Data items –
++++++++++++++++++++

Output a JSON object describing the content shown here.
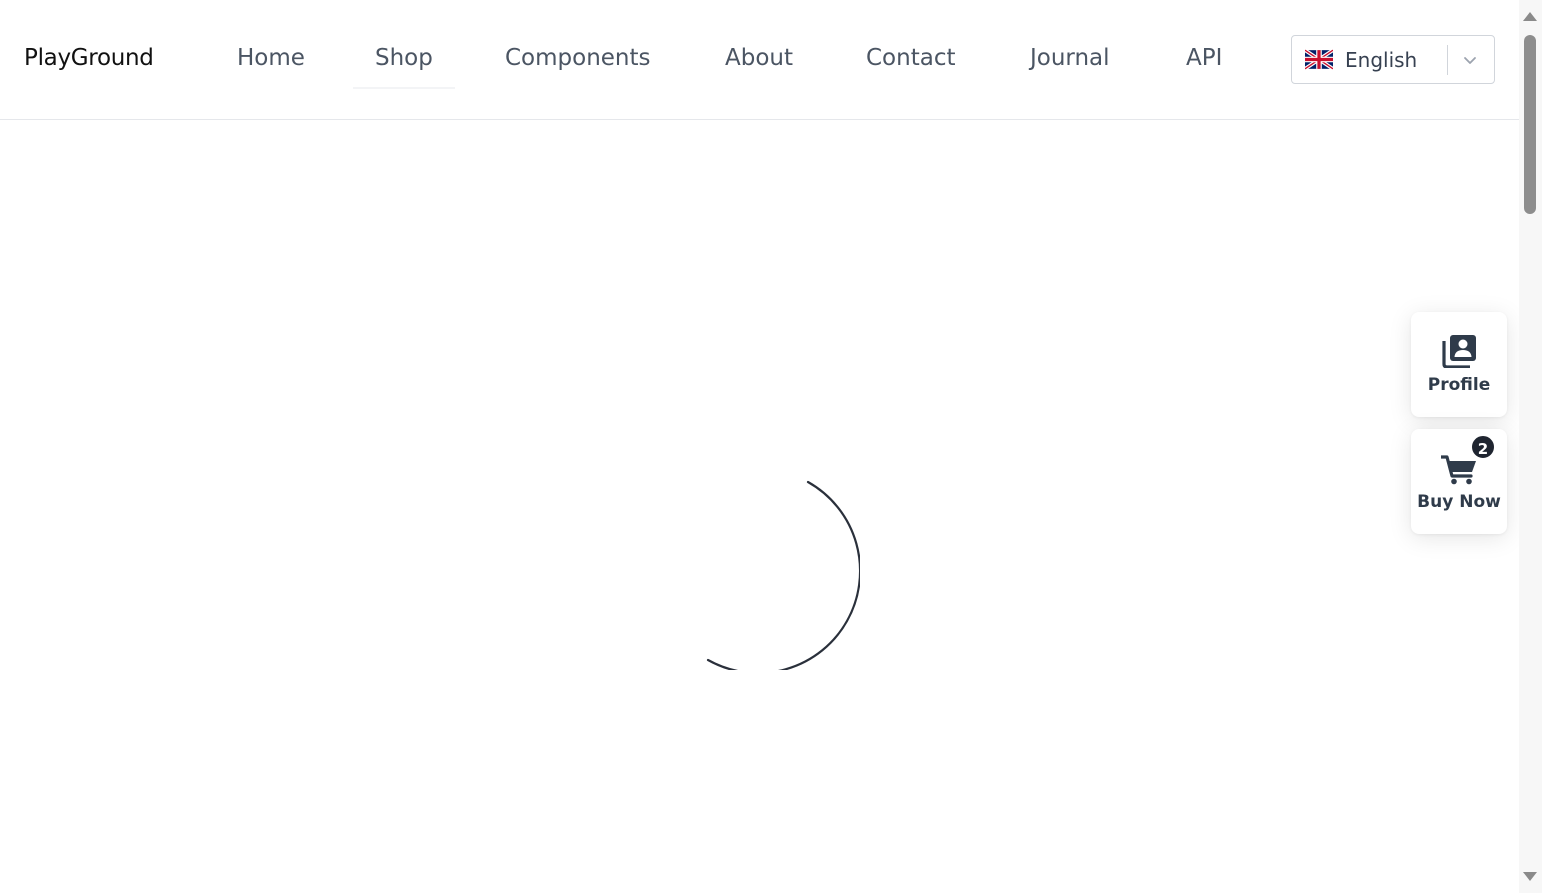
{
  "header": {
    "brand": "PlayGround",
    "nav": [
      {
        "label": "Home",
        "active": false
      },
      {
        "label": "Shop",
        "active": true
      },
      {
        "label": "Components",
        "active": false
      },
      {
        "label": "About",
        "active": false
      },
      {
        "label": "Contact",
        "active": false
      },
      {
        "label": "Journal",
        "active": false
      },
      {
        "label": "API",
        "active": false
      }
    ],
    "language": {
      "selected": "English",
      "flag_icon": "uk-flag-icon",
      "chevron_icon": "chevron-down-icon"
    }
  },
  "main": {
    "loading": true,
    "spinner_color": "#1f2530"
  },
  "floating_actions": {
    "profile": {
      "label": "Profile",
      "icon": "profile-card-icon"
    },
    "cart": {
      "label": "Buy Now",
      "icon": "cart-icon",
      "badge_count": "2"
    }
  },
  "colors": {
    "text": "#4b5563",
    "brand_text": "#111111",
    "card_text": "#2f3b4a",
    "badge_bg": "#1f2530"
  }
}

++++++++++++++++++++

WRITTEN TASK –
Exclude the images and reproduce the remaining data exactly.

WRITTEN REPLY –
Output a JSON object describing the content shown here.
{
  "header": {
    "brand": "PlayGround",
    "nav": [
      {
        "label": "Home",
        "active": false
      },
      {
        "label": "Shop",
        "active": true
      },
      {
        "label": "Components",
        "active": false
      },
      {
        "label": "About",
        "active": false
      },
      {
        "label": "Contact",
        "active": false
      },
      {
        "label": "Journal",
        "active": false
      },
      {
        "label": "API",
        "active": false
      }
    ],
    "language": {
      "selected": "English",
      "flag_icon": "uk-flag-icon",
      "chevron_icon": "chevron-down-icon"
    }
  },
  "main": {
    "loading": true,
    "spinner_color": "#1f2530"
  },
  "floating_actions": {
    "profile": {
      "label": "Profile",
      "icon": "profile-card-icon"
    },
    "cart": {
      "label": "Buy Now",
      "icon": "cart-icon",
      "badge_count": "2"
    }
  },
  "colors": {
    "text": "#4b5563",
    "brand_text": "#111111",
    "card_text": "#2f3b4a",
    "badge_bg": "#1f2530"
  }
}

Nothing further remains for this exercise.